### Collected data
-- Begin --

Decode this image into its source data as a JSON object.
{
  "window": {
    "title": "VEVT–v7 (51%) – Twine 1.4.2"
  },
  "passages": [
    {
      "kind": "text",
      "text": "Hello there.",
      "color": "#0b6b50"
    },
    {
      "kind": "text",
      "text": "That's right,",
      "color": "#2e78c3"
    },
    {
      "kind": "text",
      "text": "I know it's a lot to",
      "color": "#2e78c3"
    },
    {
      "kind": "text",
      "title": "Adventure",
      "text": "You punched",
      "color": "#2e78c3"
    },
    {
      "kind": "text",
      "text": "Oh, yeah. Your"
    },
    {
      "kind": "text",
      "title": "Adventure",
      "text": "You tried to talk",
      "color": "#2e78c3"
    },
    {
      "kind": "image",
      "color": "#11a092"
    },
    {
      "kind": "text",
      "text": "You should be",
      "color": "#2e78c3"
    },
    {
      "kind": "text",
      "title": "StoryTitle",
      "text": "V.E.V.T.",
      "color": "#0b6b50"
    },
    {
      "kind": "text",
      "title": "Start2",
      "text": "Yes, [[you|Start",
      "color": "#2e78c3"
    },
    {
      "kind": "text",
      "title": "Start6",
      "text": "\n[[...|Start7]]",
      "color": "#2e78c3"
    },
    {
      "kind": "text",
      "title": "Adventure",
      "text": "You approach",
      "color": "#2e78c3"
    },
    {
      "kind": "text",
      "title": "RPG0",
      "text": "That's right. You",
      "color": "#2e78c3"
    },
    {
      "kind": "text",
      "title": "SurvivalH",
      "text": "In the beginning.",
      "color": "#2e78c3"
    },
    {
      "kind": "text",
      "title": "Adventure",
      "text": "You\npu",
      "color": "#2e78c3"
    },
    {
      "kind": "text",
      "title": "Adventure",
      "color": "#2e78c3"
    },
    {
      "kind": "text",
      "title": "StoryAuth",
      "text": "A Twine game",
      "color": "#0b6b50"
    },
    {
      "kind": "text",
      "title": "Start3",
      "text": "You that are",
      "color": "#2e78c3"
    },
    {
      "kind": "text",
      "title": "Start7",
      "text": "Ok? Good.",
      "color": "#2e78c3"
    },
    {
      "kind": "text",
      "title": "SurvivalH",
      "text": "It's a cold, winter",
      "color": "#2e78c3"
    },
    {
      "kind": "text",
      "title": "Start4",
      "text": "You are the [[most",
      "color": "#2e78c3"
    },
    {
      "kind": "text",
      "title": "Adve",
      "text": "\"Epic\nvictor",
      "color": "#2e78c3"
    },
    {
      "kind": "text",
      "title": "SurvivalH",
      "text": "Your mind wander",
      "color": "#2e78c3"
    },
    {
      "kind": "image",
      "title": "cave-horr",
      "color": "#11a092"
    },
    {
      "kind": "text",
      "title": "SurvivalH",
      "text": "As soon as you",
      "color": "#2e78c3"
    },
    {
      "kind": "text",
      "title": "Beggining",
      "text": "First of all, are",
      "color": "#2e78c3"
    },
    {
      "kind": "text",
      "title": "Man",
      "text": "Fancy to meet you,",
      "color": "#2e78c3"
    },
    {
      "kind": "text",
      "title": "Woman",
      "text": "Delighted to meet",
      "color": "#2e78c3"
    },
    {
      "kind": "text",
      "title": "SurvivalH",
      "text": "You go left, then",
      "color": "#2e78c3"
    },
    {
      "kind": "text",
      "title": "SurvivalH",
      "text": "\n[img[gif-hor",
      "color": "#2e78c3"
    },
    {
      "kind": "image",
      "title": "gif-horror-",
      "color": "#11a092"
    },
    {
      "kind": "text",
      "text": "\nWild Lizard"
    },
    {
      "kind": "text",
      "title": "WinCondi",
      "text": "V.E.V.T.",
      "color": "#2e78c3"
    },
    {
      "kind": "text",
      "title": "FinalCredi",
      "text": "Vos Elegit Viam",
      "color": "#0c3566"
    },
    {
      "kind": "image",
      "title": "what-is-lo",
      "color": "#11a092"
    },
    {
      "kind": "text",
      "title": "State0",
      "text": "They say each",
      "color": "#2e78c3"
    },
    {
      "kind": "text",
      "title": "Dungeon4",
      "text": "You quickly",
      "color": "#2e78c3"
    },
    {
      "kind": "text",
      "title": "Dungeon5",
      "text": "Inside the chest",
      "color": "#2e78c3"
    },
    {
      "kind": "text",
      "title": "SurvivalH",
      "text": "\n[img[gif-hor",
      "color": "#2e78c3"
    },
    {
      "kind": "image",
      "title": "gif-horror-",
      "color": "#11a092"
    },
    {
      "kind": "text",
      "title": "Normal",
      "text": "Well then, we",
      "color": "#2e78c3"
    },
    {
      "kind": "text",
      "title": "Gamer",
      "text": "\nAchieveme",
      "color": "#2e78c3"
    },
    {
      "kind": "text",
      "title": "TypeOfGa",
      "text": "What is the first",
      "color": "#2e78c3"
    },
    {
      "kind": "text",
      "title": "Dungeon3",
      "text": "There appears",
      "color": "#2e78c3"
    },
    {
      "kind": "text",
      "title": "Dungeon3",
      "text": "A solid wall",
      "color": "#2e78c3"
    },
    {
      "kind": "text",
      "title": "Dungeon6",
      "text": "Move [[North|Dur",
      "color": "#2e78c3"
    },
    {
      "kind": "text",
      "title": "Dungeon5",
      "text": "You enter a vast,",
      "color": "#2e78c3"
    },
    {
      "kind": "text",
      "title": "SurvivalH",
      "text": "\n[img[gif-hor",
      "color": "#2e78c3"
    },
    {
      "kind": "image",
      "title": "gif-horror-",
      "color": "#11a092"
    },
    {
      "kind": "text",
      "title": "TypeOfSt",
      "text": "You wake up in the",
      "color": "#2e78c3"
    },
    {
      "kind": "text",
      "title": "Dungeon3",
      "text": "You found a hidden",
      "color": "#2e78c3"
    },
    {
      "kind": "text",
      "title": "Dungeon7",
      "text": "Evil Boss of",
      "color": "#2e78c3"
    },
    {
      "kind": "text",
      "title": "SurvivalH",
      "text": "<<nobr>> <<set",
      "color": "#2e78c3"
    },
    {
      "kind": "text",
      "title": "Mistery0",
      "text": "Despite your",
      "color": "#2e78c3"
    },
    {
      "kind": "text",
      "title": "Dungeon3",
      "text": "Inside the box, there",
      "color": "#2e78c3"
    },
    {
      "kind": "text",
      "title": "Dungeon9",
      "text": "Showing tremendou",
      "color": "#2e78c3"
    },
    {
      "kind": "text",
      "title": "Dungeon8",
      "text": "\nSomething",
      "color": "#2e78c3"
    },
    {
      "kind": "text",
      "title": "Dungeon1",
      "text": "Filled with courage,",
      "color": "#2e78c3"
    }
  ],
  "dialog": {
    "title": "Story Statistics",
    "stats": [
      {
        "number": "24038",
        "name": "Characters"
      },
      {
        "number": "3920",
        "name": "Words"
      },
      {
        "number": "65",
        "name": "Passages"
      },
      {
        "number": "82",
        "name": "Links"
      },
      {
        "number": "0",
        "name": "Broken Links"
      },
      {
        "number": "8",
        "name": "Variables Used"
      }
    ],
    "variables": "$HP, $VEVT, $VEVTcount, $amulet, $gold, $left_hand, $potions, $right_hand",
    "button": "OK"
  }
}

-- End --
-- Begin --

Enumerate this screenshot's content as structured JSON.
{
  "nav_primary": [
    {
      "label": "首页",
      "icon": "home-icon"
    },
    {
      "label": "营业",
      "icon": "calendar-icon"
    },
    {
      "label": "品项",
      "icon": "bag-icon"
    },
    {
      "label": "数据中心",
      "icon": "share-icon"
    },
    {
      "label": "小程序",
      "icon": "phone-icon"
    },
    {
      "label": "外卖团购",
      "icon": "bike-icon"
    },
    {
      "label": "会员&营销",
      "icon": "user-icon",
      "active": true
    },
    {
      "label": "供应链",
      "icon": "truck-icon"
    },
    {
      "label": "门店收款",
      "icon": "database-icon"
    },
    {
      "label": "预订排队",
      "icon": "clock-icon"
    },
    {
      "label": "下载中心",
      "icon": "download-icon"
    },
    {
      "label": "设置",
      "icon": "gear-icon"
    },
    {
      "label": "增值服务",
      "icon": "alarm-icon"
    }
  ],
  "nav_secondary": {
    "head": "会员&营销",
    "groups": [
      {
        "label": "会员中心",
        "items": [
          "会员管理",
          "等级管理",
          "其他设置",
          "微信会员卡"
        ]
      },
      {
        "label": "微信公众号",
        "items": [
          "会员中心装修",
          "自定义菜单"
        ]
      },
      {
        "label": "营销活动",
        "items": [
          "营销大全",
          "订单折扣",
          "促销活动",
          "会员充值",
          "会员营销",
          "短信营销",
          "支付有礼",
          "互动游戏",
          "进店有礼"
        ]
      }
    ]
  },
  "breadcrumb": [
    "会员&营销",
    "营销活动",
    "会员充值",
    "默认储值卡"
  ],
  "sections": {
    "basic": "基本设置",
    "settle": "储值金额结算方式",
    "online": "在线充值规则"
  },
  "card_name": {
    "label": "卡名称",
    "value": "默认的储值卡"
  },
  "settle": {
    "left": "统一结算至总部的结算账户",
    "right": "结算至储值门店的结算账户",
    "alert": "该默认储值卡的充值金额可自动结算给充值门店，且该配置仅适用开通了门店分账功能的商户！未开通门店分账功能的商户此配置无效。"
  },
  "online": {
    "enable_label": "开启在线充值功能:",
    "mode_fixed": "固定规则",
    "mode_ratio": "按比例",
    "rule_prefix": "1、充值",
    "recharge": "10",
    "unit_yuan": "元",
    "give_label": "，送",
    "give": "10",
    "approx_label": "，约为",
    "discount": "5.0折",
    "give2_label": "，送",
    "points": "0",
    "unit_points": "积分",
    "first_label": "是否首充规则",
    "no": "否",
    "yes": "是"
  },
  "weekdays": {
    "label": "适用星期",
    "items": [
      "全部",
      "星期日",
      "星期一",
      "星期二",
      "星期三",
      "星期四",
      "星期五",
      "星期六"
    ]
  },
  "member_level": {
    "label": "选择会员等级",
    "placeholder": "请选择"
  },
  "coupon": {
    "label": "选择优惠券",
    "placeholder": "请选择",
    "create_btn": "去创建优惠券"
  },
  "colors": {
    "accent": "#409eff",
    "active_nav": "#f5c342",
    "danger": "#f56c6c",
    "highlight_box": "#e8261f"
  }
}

-- End --

### Task instructions
Where a line in the material contains "Inside", copy that line.

### Response to the exercise
      "text": "Inside the chest",
      "text": "Inside the box, there",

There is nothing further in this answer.